• What to work on: Using the data below, determine the number of lines that include the string "отсекает". Write only that number.
▬▬▬▬▬▬
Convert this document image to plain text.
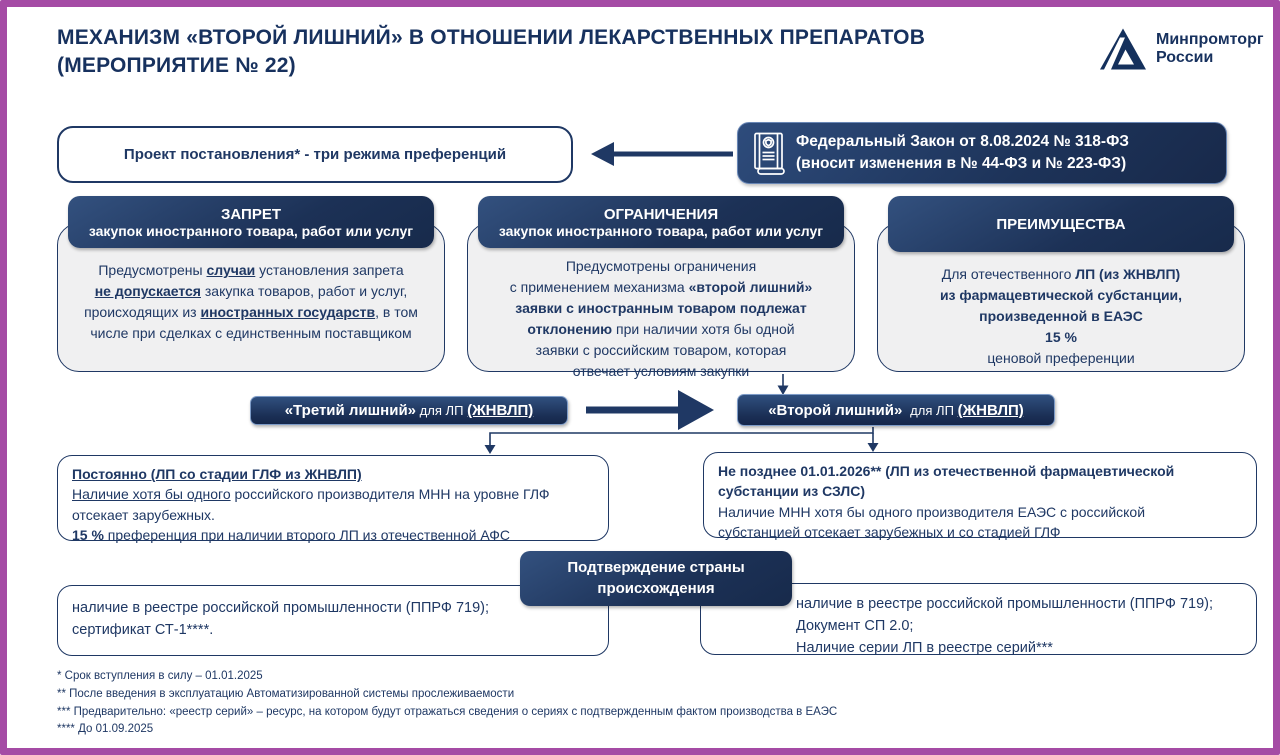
МЕХАНИЗМ «ВТОРОЙ ЛИШНИЙ» В ОТНОШЕНИИ ЛЕКАРСТВЕННЫХ ПРЕПАРАТОВ
(МЕРОПРИЯТИЕ № 22)
Минпромторг
России
Проект постановления* - три режима преференций
Федеральный Закон от 8.08.2024 № 318-ФЗ
(вносит изменения в № 44-ФЗ и № 223-ФЗ)
ЗАПРЕТ
закупок иностранного товара, работ или услуг
Предусмотрены случаи установления запрета
не допускается закупка товаров, работ и услуг,
происходящих из иностранных государств, в том
числе при сделках с единственным поставщиком
ОГРАНИЧЕНИЯ
закупок иностранного товара, работ или услуг
Предусмотрены ограничения
с применением механизма «второй лишний»
заявки с иностранным товаром подлежат
отклонению при наличии хотя бы одной
заявки с российским товаром, которая
отвечает условиям закупки
ПРЕИМУЩЕСТВА
Для отечественного ЛП (из ЖНВЛП)
из фармацевтической субстанции,
произведенной в ЕАЭС
15 %
ценовой преференции
«Третий лишний» для ЛП (ЖНВЛП)	«Второй лишний» для ЛП (ЖНВЛП)
Постоянно (ЛП со стадии ГЛФ из ЖНВЛП)
Наличие хотя бы одного российского производителя МНН на уровне ГЛФ
отсекает зарубежных.
15 % преференция при наличии второго ЛП из отечественной АФС
Не позднее 01.01.2026** (ЛП из отечественной фармацевтической
субстанции из СЗЛС)
Наличие МНН хотя бы одного производителя ЕАЭС с российской
субстанцией отсекает зарубежных и со стадией ГЛФ
Подтверждение страны происхождения
наличие в реестре российской промышленности (ППРФ 719);
сертификат СТ-1****.
наличие в реестре российской промышленности (ППРФ 719);
Документ СП 2.0;
Наличие серии ЛП в реестре серий***
* Срок вступления в силу – 01.01.2025
** После введения в эксплуатацию Автоматизированной системы прослеживаемости
*** Предварительно: «реестр серий» – ресурс, на котором будут отражаться сведения о сериях с подтвержденным фактом производства в ЕАЭС
**** До 01.09.2025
▬▬▬▬▬▬
• Finished task: 2